- _Instructions for the task_
Every record should be written out exactly, with the pictures left out.

- _Listed entries_
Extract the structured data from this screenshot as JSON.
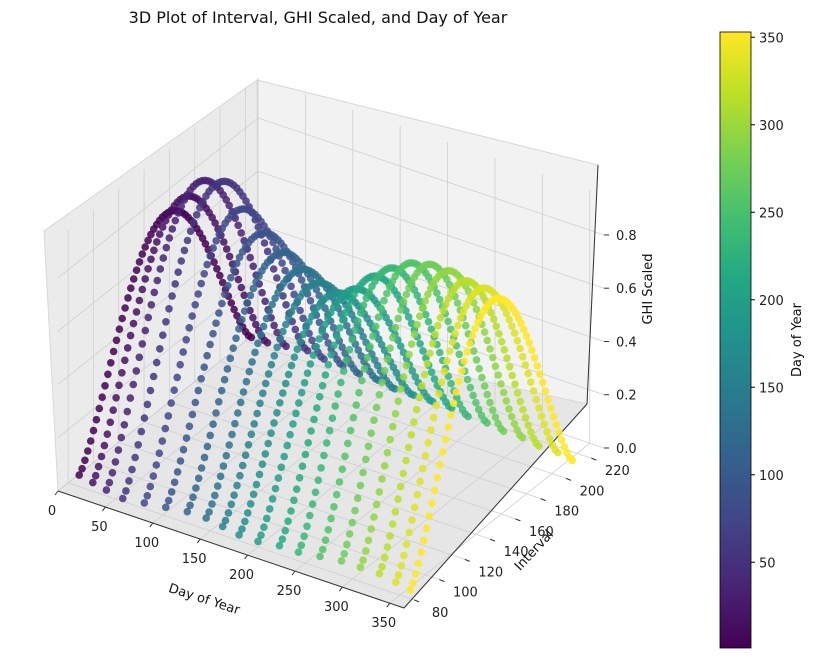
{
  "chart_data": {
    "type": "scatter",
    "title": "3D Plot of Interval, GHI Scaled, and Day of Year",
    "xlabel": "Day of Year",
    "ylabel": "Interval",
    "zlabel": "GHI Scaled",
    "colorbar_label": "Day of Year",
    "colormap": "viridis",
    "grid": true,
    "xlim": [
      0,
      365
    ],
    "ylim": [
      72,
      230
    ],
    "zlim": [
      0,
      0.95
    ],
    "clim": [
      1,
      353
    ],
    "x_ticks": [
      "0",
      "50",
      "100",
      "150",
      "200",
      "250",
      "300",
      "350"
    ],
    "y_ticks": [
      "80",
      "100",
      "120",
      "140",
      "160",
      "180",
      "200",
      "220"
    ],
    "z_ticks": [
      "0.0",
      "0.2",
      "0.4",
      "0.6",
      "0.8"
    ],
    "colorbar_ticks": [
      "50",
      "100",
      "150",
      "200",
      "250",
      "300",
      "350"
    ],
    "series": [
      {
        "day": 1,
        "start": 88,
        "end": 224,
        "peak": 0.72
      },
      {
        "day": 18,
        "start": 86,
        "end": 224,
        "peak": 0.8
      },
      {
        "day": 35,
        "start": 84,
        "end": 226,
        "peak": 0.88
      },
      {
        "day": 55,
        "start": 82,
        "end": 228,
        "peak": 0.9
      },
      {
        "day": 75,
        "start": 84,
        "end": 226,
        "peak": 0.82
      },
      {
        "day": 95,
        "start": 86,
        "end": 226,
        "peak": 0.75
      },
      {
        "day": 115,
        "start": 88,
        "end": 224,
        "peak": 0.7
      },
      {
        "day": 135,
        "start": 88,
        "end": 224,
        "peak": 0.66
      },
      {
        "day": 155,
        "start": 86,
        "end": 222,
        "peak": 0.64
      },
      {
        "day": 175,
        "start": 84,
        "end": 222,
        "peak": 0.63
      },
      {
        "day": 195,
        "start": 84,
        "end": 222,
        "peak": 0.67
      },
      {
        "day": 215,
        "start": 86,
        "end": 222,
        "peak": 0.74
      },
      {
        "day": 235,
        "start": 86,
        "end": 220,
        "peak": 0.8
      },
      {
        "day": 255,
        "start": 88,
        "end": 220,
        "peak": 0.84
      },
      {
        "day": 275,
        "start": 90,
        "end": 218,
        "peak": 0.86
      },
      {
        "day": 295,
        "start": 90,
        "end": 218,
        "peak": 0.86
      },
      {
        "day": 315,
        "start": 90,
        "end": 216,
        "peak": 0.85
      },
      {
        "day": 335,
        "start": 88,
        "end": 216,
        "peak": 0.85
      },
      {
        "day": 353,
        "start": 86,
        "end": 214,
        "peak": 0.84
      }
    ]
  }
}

- _Final result_
Extract the structured data from this screenshot as JSON.
{
  "chart_data": {
    "type": "scatter",
    "title": "3D Plot of Interval, GHI Scaled, and Day of Year",
    "xlabel": "Day of Year",
    "ylabel": "Interval",
    "zlabel": "GHI Scaled",
    "colorbar_label": "Day of Year",
    "colormap": "viridis",
    "grid": true,
    "xlim": [
      0,
      365
    ],
    "ylim": [
      72,
      230
    ],
    "zlim": [
      0,
      0.95
    ],
    "clim": [
      1,
      353
    ],
    "x_ticks": [
      "0",
      "50",
      "100",
      "150",
      "200",
      "250",
      "300",
      "350"
    ],
    "y_ticks": [
      "80",
      "100",
      "120",
      "140",
      "160",
      "180",
      "200",
      "220"
    ],
    "z_ticks": [
      "0.0",
      "0.2",
      "0.4",
      "0.6",
      "0.8"
    ],
    "colorbar_ticks": [
      "50",
      "100",
      "150",
      "200",
      "250",
      "300",
      "350"
    ],
    "series": [
      {
        "day": 1,
        "start": 88,
        "end": 224,
        "peak": 0.72
      },
      {
        "day": 18,
        "start": 86,
        "end": 224,
        "peak": 0.8
      },
      {
        "day": 35,
        "start": 84,
        "end": 226,
        "peak": 0.88
      },
      {
        "day": 55,
        "start": 82,
        "end": 228,
        "peak": 0.9
      },
      {
        "day": 75,
        "start": 84,
        "end": 226,
        "peak": 0.82
      },
      {
        "day": 95,
        "start": 86,
        "end": 226,
        "peak": 0.75
      },
      {
        "day": 115,
        "start": 88,
        "end": 224,
        "peak": 0.7
      },
      {
        "day": 135,
        "start": 88,
        "end": 224,
        "peak": 0.66
      },
      {
        "day": 155,
        "start": 86,
        "end": 222,
        "peak": 0.64
      },
      {
        "day": 175,
        "start": 84,
        "end": 222,
        "peak": 0.63
      },
      {
        "day": 195,
        "start": 84,
        "end": 222,
        "peak": 0.67
      },
      {
        "day": 215,
        "start": 86,
        "end": 222,
        "peak": 0.74
      },
      {
        "day": 235,
        "start": 86,
        "end": 220,
        "peak": 0.8
      },
      {
        "day": 255,
        "start": 88,
        "end": 220,
        "peak": 0.84
      },
      {
        "day": 275,
        "start": 90,
        "end": 218,
        "peak": 0.86
      },
      {
        "day": 295,
        "start": 90,
        "end": 218,
        "peak": 0.86
      },
      {
        "day": 315,
        "start": 90,
        "end": 216,
        "peak": 0.85
      },
      {
        "day": 335,
        "start": 88,
        "end": 216,
        "peak": 0.85
      },
      {
        "day": 353,
        "start": 86,
        "end": 214,
        "peak": 0.84
      }
    ]
  }
}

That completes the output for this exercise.